> [WRITTEN INSTRUCTION]: Collect each line of the entries that holds the string "Weatherford".

━━━━━━━━

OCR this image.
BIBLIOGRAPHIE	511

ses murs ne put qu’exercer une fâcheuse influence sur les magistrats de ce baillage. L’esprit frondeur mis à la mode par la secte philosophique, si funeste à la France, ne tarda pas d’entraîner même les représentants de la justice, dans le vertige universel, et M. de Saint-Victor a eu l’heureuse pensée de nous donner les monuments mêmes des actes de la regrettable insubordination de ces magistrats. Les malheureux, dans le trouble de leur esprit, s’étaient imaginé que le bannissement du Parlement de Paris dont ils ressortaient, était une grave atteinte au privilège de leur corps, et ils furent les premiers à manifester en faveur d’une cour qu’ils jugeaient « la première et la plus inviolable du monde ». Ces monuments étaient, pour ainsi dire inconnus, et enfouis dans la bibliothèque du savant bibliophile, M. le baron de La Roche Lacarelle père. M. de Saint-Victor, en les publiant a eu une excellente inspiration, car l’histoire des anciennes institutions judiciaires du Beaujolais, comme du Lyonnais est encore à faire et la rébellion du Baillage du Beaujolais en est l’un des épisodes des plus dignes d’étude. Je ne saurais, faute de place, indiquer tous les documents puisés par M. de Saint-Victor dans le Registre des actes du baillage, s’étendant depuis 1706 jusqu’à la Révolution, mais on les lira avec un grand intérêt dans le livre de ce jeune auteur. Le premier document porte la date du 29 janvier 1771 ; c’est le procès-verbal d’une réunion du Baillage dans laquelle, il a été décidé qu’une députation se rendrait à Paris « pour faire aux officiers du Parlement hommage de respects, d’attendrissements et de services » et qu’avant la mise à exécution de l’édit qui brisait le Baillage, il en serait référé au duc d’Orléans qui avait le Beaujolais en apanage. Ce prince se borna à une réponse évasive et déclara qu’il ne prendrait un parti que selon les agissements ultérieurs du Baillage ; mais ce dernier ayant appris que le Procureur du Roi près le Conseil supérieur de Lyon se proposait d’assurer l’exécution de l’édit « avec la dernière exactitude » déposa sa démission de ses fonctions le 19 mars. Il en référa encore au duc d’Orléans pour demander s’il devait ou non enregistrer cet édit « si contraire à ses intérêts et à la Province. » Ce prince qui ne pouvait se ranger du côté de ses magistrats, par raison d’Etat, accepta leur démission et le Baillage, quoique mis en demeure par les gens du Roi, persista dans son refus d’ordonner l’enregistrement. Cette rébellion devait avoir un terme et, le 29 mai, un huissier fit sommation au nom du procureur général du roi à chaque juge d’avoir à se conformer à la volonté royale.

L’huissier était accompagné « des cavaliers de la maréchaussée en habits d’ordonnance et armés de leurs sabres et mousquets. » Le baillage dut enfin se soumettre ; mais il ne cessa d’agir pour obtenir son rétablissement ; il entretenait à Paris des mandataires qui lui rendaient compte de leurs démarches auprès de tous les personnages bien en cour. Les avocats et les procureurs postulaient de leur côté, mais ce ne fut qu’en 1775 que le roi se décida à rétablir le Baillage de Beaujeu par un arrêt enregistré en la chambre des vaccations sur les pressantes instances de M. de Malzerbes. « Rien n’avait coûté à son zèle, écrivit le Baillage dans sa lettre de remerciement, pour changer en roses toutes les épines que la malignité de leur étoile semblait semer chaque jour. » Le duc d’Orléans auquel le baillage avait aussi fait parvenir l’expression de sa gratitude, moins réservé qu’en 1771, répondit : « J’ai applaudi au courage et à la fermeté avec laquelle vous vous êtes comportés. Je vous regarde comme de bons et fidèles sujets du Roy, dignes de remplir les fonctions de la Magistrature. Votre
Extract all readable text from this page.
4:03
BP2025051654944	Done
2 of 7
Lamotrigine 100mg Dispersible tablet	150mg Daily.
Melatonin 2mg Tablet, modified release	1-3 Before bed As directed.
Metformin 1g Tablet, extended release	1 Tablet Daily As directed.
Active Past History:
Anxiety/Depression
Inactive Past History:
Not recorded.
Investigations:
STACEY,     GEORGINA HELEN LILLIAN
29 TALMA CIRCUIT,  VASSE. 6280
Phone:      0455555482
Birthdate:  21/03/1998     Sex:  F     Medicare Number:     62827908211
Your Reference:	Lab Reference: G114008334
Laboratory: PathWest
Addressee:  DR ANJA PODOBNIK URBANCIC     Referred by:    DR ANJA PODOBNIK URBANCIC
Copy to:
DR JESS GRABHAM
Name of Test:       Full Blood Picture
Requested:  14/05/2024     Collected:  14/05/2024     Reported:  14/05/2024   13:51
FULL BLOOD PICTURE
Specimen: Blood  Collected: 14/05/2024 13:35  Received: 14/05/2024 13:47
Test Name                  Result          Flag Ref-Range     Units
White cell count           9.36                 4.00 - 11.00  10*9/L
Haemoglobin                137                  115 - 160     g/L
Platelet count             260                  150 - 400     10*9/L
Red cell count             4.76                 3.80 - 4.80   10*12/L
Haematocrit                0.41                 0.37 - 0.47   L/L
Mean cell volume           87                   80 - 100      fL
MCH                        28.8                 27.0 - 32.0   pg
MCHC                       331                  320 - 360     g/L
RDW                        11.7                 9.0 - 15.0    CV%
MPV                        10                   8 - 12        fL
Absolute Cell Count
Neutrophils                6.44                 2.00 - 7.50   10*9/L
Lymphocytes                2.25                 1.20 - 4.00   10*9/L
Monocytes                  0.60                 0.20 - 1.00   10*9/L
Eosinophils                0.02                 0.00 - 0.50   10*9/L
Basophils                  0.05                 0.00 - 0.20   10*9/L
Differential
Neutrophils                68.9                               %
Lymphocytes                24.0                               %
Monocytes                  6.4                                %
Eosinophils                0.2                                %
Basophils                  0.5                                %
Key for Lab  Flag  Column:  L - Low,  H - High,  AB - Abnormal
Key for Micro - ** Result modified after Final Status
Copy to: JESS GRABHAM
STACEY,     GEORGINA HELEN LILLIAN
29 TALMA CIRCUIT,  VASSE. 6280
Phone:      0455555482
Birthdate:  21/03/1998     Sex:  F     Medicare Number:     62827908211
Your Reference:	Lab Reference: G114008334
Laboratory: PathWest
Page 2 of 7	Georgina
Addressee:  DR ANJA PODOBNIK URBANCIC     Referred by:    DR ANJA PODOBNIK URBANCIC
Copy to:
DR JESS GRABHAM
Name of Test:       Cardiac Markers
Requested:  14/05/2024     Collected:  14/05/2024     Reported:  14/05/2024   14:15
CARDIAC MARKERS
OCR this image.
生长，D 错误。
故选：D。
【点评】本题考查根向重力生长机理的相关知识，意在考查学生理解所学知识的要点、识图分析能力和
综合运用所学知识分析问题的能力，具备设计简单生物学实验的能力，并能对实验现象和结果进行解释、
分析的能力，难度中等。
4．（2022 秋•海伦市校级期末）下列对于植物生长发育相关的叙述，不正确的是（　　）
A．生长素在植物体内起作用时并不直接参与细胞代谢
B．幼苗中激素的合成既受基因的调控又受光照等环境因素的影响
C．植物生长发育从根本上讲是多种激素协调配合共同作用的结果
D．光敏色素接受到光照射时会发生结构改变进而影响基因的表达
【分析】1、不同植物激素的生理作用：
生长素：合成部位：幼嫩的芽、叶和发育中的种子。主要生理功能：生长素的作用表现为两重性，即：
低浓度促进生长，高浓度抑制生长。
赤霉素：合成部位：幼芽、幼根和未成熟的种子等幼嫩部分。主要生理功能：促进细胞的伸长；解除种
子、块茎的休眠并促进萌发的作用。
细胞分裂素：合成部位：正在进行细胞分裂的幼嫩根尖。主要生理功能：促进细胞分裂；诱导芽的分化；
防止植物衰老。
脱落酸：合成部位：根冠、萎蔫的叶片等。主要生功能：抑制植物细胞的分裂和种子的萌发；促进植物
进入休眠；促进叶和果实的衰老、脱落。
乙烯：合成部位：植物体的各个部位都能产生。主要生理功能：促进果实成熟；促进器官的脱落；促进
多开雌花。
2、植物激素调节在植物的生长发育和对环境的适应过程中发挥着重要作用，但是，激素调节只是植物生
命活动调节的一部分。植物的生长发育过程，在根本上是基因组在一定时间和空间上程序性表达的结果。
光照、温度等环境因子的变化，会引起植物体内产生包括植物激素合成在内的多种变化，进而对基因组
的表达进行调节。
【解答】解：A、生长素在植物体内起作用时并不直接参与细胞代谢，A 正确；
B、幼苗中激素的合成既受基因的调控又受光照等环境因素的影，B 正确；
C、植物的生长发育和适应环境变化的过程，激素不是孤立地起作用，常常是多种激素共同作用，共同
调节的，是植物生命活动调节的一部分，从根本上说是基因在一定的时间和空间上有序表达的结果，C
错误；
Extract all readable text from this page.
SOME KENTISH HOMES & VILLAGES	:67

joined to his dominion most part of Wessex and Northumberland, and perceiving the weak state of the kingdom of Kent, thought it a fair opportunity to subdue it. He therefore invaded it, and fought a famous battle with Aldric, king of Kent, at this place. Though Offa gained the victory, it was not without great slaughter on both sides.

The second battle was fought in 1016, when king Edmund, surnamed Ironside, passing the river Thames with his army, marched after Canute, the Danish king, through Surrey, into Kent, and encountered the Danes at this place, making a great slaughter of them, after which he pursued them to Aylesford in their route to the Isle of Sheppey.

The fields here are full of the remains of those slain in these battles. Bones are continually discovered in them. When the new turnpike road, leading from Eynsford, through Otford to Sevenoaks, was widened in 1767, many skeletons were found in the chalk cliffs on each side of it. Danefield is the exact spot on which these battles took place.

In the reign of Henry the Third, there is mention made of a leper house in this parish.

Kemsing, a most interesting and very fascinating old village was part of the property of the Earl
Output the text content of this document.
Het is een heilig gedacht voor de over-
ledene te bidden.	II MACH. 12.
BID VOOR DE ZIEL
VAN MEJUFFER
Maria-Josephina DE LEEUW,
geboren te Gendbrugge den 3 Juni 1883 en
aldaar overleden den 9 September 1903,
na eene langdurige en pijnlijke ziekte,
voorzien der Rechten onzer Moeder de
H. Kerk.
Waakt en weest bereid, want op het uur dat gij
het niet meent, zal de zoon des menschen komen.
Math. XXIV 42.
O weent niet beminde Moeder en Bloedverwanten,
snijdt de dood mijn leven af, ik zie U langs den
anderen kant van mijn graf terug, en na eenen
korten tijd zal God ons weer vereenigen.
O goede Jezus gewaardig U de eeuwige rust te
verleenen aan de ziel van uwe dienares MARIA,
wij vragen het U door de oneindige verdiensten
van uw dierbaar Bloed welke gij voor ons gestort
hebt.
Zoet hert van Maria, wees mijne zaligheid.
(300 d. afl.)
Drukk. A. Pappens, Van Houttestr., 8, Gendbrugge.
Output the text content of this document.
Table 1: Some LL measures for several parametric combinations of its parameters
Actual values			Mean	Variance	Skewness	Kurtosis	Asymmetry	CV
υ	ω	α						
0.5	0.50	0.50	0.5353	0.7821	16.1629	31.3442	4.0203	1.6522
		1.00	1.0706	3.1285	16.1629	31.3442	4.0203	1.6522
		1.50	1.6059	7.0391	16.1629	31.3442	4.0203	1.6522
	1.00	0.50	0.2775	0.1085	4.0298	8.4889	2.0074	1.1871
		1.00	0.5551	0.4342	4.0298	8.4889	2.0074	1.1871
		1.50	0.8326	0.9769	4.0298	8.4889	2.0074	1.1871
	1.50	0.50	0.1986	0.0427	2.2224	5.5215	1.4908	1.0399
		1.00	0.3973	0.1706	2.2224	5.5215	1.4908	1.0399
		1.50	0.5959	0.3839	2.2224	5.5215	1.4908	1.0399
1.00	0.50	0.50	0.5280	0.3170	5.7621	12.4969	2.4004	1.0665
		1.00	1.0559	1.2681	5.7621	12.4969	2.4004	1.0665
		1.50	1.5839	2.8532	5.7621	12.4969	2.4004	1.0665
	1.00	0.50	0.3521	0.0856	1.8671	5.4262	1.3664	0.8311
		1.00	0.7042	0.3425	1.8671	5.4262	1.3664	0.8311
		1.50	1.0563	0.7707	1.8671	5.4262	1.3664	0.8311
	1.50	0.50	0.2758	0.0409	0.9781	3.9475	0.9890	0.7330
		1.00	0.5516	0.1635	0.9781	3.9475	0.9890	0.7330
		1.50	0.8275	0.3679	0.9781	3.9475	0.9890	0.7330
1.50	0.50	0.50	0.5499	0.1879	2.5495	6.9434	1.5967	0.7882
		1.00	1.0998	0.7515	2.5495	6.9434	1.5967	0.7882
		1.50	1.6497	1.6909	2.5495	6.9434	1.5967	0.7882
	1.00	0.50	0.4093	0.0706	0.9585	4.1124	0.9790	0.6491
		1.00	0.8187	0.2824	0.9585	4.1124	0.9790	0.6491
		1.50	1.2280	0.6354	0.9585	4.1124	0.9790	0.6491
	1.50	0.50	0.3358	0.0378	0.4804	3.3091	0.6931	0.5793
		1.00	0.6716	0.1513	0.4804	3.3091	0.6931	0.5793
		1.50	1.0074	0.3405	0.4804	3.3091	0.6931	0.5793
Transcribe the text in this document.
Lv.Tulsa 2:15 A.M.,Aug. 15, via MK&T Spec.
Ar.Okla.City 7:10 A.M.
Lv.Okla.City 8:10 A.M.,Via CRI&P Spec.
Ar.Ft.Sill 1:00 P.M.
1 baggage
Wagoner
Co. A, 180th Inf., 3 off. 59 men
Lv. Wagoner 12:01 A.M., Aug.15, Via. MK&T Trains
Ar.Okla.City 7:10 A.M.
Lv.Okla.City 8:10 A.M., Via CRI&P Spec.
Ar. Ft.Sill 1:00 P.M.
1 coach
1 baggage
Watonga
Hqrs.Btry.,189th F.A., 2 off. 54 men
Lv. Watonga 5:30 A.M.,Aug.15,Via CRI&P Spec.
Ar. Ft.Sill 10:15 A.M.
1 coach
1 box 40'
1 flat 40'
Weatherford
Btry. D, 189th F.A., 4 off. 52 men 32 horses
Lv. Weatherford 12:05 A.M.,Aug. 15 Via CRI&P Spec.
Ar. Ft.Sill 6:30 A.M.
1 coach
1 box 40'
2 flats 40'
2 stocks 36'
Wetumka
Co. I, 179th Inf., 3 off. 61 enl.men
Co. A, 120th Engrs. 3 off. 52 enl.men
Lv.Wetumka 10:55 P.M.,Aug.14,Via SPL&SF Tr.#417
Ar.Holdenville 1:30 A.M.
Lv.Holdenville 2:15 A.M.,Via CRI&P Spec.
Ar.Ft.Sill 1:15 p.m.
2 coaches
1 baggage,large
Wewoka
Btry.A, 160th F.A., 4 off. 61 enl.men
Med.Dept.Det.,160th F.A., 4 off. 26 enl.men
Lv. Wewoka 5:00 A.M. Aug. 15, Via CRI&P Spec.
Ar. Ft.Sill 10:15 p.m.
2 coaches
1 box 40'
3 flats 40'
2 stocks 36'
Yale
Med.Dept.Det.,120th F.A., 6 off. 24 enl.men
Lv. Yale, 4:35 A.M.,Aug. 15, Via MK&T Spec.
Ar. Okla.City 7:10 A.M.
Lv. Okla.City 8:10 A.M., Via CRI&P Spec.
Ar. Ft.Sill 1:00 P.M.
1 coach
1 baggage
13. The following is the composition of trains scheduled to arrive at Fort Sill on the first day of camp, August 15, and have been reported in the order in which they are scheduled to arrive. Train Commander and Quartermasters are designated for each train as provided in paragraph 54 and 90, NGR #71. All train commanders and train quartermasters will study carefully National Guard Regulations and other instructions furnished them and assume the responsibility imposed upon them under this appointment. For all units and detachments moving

━━━━━━━━

> [SOLUTION BELOW]:
Weatherford
Lv. Weatherford 12:05 A.M.,Aug. 15 Via CRI&P Spec.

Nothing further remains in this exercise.